**** Entries provided ****
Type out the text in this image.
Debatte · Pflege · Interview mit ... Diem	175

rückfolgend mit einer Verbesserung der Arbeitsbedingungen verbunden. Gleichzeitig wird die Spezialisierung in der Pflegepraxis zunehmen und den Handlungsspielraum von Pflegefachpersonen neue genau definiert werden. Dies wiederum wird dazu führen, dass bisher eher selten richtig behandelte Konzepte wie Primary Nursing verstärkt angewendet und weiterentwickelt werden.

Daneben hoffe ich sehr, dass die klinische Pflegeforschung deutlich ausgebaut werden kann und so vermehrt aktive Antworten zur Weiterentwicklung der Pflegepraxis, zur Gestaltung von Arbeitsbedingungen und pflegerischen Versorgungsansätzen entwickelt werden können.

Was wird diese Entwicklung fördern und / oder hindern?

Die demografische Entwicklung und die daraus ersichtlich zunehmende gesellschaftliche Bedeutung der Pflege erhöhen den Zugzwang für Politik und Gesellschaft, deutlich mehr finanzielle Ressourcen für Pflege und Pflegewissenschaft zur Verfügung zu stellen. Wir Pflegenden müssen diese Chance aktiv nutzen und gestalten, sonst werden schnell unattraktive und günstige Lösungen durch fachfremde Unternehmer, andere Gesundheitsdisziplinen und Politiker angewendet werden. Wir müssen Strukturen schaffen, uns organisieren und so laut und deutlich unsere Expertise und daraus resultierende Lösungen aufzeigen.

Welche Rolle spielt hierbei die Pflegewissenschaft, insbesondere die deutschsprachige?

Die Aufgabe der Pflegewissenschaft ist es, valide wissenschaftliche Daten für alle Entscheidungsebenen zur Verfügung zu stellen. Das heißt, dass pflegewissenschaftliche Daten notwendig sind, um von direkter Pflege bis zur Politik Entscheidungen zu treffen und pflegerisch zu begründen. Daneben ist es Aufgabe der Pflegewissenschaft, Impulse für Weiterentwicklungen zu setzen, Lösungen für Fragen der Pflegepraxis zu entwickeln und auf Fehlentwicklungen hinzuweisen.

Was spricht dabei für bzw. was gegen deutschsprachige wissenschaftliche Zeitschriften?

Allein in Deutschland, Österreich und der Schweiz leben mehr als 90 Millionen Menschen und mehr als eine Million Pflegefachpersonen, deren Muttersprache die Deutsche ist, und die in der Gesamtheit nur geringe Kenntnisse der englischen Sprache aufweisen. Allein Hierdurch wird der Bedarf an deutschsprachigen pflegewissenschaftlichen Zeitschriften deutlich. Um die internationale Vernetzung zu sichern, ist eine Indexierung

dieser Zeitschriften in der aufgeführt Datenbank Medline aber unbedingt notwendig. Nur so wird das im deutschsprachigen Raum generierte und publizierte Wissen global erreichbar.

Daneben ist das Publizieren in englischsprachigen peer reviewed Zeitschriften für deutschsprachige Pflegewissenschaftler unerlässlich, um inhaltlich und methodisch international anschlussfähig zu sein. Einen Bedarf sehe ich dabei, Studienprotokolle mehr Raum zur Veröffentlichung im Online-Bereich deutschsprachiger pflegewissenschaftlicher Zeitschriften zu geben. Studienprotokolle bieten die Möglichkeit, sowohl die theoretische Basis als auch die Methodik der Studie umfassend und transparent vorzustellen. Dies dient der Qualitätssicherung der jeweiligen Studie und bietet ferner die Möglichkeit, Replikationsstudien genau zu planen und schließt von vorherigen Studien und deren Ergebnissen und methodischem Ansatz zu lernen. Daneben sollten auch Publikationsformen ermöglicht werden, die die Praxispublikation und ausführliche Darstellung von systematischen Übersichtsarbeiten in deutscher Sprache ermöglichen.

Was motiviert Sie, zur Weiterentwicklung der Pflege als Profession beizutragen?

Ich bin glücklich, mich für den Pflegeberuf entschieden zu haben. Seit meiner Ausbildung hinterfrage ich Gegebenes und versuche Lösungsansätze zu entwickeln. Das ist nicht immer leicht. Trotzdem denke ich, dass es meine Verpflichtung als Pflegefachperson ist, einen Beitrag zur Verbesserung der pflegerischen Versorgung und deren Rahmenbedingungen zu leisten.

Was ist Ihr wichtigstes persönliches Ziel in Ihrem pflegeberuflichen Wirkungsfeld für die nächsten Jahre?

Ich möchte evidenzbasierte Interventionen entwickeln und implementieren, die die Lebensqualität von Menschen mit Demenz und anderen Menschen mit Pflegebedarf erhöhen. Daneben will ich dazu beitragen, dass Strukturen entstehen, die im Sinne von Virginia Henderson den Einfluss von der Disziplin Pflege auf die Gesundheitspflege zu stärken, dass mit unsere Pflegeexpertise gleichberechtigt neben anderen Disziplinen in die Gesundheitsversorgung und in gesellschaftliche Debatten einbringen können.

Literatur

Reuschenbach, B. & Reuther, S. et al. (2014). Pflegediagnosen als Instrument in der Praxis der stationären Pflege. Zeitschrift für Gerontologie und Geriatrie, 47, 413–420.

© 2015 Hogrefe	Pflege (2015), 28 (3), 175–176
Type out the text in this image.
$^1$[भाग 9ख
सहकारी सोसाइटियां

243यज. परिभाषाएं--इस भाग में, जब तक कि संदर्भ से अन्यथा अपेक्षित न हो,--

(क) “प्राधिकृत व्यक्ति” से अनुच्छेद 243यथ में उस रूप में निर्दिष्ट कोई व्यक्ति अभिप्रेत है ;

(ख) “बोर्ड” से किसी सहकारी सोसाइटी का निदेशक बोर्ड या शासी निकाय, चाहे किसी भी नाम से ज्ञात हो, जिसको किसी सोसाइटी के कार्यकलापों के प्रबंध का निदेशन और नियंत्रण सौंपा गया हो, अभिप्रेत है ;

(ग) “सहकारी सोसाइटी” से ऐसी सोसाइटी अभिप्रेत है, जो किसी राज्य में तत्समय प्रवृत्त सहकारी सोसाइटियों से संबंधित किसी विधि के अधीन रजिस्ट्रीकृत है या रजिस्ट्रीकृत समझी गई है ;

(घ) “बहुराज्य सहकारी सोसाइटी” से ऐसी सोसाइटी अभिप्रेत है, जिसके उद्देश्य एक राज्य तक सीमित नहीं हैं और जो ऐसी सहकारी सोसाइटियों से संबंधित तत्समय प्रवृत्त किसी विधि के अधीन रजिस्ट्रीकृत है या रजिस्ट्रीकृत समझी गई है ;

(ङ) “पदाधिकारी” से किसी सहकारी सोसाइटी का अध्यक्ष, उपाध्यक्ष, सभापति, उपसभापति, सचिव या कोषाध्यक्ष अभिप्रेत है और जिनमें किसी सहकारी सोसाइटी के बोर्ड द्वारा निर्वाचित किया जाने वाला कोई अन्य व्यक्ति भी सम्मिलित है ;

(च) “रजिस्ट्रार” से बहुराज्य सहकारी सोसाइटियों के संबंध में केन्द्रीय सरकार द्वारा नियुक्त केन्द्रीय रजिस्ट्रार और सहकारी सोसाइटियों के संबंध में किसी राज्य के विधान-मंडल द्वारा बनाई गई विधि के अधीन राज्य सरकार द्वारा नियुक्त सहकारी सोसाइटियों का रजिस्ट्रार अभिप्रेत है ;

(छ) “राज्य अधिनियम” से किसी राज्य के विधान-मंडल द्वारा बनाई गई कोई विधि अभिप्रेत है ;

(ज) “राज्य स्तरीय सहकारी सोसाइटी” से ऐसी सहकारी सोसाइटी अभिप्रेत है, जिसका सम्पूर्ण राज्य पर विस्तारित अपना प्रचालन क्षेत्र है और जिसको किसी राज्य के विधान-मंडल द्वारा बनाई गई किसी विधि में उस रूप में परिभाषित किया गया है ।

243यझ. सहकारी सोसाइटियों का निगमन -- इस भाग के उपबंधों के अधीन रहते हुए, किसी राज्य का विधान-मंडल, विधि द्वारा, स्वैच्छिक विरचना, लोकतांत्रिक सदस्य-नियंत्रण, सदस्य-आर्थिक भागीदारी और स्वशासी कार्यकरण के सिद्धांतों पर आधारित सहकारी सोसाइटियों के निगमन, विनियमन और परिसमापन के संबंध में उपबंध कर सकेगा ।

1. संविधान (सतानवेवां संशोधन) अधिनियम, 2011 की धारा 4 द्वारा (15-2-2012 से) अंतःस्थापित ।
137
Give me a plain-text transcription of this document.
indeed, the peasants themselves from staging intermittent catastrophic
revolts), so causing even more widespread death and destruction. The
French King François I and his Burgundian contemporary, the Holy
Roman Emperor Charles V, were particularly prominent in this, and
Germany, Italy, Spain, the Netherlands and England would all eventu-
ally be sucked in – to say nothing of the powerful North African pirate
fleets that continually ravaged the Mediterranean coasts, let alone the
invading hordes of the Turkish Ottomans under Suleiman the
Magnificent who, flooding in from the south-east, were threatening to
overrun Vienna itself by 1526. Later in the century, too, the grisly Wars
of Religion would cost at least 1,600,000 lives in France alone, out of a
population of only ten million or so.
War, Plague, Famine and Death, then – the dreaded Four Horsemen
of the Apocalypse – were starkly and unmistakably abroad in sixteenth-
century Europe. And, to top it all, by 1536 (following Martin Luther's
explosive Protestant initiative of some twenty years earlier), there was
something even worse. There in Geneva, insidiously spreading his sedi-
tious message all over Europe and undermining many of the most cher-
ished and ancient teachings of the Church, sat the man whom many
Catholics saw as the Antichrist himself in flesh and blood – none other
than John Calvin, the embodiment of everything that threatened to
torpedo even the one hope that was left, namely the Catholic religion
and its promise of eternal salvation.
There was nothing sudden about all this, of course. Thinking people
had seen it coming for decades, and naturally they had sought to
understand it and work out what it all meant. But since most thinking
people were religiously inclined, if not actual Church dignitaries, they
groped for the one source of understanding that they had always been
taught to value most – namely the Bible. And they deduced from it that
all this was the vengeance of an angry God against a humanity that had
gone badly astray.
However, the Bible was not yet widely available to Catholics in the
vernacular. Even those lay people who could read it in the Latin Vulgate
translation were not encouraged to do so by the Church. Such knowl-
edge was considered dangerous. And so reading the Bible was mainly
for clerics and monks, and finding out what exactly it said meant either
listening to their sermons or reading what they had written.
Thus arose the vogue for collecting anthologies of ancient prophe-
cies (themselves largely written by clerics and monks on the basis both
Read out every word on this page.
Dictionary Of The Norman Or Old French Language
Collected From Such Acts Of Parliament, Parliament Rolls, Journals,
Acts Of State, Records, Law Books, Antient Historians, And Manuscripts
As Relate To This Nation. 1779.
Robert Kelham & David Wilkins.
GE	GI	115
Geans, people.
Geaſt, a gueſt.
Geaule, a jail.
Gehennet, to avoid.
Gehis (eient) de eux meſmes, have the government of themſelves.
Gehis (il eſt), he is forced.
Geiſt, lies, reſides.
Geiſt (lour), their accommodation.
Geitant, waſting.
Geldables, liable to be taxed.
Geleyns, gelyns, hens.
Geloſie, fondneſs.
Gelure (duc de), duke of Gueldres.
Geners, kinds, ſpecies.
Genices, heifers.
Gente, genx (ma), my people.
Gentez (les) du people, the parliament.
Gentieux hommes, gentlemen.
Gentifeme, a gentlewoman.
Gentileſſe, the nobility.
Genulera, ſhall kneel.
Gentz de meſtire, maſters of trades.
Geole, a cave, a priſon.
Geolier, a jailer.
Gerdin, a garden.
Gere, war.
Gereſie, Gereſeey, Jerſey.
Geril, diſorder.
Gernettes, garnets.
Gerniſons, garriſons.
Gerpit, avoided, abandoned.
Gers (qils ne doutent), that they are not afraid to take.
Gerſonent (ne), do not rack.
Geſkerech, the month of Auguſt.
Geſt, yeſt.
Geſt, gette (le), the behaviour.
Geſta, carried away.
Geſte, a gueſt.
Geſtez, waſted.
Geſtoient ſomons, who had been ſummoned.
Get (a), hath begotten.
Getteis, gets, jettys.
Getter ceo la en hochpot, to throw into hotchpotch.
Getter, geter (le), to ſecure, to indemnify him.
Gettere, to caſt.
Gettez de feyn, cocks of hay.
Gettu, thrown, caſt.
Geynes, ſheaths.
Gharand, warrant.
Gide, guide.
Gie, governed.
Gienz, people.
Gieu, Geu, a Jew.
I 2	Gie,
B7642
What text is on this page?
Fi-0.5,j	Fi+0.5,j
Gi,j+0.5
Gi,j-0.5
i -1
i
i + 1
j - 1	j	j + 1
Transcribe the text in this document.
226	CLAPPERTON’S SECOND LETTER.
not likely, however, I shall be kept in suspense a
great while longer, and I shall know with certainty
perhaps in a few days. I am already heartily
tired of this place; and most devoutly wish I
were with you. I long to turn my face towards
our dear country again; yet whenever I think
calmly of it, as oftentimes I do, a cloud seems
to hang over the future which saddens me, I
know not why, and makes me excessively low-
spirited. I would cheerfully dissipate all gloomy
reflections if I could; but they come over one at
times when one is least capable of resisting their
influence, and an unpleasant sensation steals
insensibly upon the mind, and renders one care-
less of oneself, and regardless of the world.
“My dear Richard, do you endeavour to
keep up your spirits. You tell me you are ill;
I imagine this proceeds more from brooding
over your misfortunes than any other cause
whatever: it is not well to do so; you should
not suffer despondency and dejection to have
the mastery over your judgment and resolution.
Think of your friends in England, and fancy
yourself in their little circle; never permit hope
****
■ Do this ■
Find and copy every line in the entries above where the string "with" occurs.

■ Output of the task ■
great while longer, and I shall know with certainty
were with you. I long to turn my face towards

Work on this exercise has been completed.